§ Exercise 1:
Transcribe the whole piece on diversification outside the stock market, keeping every word and line as it appears.

§ Text shown:
August 05, 20259 min read

Diversification isn’t just about spreading risk, it’s about taking control of your financial future with assets you actually understand.

Retoro Capital Investments

Diversification Outside the Stock Market

Getting an Individual Retirement Account (IRA) at work set up through HR is pretty easy to get started investing in stocks and mutual funds, but setting up a self-directed IRA (SDIRA) to invest in private markets takes some outside effort. This means you’re probably sitting on a retirement account stuffed with stocks and bonds that you try not to look at too often. But then at your last family picnic, your cousin's brother-in-law told you all about how he's making tons of money flipping houses, and now you want to get into real estate too. But you don't know how to use a hammer, and that one rental house you already have because you used to live in it and kept it when you upgraded to a nicer house is kind of a pain to manage, so you don't really want more of those. You're wondering if there's an easier, more passive way to diversify into real estate.

Spoiler: there is.

An SDIRA lets you passively invest in real estate, lending, and a wide variety of other private assets that churn out passive income, setting you up for retirement and a life focused on family and freedom. Here’s how an SDIRA could be your ticket to a richer future.

§ Exercise 2:
Rewrite the entries from their first line through the line containing "- bar-top: [431, 236, 459, 244]", changing "bar-top" to "top-face" and leaving everything else as it is.

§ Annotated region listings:
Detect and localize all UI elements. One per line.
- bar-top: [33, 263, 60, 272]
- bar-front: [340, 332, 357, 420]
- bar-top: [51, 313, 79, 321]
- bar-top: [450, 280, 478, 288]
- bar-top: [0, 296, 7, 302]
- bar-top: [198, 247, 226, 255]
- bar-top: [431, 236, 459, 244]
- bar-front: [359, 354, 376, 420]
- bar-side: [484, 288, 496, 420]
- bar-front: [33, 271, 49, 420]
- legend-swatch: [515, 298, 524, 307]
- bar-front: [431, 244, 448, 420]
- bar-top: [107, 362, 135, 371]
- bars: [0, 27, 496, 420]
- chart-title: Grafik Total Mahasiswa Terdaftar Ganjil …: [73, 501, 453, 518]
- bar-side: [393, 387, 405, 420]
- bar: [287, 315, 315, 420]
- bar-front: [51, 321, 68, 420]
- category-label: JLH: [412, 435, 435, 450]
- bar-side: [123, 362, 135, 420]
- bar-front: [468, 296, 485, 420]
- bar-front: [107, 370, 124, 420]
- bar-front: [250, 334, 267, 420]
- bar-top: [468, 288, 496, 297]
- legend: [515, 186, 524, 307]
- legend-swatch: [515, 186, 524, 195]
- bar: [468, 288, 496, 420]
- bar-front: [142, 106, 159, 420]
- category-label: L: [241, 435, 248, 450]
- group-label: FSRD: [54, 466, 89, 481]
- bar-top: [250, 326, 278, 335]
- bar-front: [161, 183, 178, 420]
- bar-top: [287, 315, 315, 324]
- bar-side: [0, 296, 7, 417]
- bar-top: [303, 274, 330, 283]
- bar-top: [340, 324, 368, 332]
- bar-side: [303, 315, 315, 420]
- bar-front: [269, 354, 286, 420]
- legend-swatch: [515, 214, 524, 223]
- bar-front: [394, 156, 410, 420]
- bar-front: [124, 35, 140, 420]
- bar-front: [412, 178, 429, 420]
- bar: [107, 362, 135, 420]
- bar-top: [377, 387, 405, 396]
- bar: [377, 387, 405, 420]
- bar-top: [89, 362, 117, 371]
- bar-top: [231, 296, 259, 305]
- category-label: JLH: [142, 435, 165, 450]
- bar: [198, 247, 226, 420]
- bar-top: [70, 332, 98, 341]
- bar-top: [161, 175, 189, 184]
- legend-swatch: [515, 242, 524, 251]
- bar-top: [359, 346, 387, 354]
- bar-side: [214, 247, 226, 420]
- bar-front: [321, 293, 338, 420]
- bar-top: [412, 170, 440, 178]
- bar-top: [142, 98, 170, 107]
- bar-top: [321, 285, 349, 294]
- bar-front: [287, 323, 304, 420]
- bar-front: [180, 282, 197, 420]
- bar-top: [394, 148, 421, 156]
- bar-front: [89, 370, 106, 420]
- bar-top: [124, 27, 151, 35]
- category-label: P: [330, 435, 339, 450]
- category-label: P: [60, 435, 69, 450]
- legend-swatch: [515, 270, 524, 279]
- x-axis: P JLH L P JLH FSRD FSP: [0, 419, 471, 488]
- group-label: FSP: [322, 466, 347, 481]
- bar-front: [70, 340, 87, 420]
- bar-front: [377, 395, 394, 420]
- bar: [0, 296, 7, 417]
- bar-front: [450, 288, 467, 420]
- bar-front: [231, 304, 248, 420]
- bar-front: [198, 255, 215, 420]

§ Result 1:
August 05, 20259 min read

Diversification isn’t just about spreading risk, it’s about taking control of your financial future with assets you actually understand.

Retoro Capital Investments

Diversification Outside the Stock Market

Getting an Individual Retirement Account (IRA) at work set up through HR is pretty easy to get started investing in stocks and mutual funds, but setting up a self-directed IRA (SDIRA) to invest in private markets takes some outside effort. This means you’re probably sitting on a retirement account stuffed with stocks and bonds that you try not to look at too often. But then at your last family picnic, your cousin's brother-in-law told you all about how he's making tons of money flipping houses, and now you want to get into real estate too. But you don't know how to use a hammer, and that one rental house you already have because you used to live in it and kept it when you upgraded to a nicer house is kind of a pain to manage, so you don't really want more of those. You're wondering if there's an easier, more passive way to diversify into real estate.

Spoiler: there is.

An SDIRA lets you passively invest in real estate, lending, and a wide variety of other private assets that churn out passive income, setting you up for retirement and a life focused on family and freedom. Here’s how an SDIRA could be your ticket to a richer future.

§ Result 2:
Detect and localize all UI elements. One per line.
- top-face: [33, 263, 60, 272]
- bar-front: [340, 332, 357, 420]
- top-face: [51, 313, 79, 321]
- top-face: [450, 280, 478, 288]
- top-face: [0, 296, 7, 302]
- top-face: [198, 247, 226, 255]
- top-face: [431, 236, 459, 244]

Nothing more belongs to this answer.